(STATED GOAL): Your task is to copy every line of this material exactly.

══════════════════════════════

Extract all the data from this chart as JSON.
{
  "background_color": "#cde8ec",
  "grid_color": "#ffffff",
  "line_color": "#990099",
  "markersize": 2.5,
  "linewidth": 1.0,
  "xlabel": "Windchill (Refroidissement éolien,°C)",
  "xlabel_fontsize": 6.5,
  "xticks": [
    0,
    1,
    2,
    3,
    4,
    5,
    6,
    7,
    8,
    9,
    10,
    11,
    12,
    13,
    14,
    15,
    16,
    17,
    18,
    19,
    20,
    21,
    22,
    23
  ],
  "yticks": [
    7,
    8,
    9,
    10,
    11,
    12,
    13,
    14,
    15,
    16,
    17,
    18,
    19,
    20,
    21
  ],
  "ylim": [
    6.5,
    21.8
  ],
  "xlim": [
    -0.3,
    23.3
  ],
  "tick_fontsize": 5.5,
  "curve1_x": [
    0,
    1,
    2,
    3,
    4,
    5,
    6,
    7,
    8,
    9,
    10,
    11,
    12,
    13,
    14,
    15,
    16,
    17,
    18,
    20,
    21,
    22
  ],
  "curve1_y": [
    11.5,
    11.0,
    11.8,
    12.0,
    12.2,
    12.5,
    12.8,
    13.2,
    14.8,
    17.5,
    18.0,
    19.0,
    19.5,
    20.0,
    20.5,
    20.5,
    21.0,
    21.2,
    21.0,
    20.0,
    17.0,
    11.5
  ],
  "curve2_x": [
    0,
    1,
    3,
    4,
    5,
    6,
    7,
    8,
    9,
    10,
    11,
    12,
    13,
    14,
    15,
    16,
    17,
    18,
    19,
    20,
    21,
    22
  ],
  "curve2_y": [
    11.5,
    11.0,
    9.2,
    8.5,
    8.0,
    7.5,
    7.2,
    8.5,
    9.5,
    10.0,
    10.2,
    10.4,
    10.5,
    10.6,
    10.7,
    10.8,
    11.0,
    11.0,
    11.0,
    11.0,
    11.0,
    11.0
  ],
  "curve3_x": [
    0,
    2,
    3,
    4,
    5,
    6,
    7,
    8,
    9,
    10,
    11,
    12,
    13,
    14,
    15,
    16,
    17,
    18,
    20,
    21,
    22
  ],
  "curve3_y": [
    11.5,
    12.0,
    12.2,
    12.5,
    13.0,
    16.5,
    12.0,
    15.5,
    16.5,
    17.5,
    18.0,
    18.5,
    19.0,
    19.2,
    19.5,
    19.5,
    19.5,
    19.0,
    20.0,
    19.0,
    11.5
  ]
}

══════════════════════════════

(RESPONSE):
Extract all the data from this chart as JSON.
{
  "background_color": "#cde8ec",
  "grid_color": "#ffffff",
  "line_color": "#990099",
  "markersize": 2.5,
  "linewidth": 1.0,
  "xlabel": "Windchill (Refroidissement éolien,°C)",
  "xlabel_fontsize": 6.5,
  "xticks": [
    0,
    1,
    2,
    3,
    4,
    5,
    6,
    7,
    8,
    9,
    10,
    11,
    12,
    13,
    14,
    15,
    16,
    17,
    18,
    19,
    20,
    21,
    22,
    23
  ],
  "yticks": [
    7,
    8,
    9,
    10,
    11,
    12,
    13,
    14,
    15,
    16,
    17,
    18,
    19,
    20,
    21
  ],
  "ylim": [
    6.5,
    21.8
  ],
  "xlim": [
    -0.3,
    23.3
  ],
  "tick_fontsize": 5.5,
  "curve1_x": [
    0,
    1,
    2,
    3,
    4,
    5,
    6,
    7,
    8,
    9,
    10,
    11,
    12,
    13,
    14,
    15,
    16,
    17,
    18,
    20,
    21,
    22
  ],
  "curve1_y": [
    11.5,
    11.0,
    11.8,
    12.0,
    12.2,
    12.5,
    12.8,
    13.2,
    14.8,
    17.5,
    18.0,
    19.0,
    19.5,
    20.0,
    20.5,
    20.5,
    21.0,
    21.2,
    21.0,
    20.0,
    17.0,
    11.5
  ],
  "curve2_x": [
    0,
    1,
    3,
    4,
    5,
    6,
    7,
    8,
    9,
    10,
    11,
    12,
    13,
    14,
    15,
    16,
    17,
    18,
    19,
    20,
    21,
    22
  ],
  "curve2_y": [
    11.5,
    11.0,
    9.2,
    8.5,
    8.0,
    7.5,
    7.2,
    8.5,
    9.5,
    10.0,
    10.2,
    10.4,
    10.5,
    10.6,
    10.7,
    10.8,
    11.0,
    11.0,
    11.0,
    11.0,
    11.0,
    11.0
  ],
  "curve3_x": [
    0,
    2,
    3,
    4,
    5,
    6,
    7,
    8,
    9,
    10,
    11,
    12,
    13,
    14,
    15,
    16,
    17,
    18,
    20,
    21,
    22
  ],
  "curve3_y": [
    11.5,
    12.0,
    12.2,
    12.5,
    13.0,
    16.5,
    12.0,
    15.5,
    16.5,
    17.5,
    18.0,
    18.5,
    19.0,
    19.2,
    19.5,
    19.5,
    19.5,
    19.0,
    20.0,
    19.0,
    11.5
  ]
}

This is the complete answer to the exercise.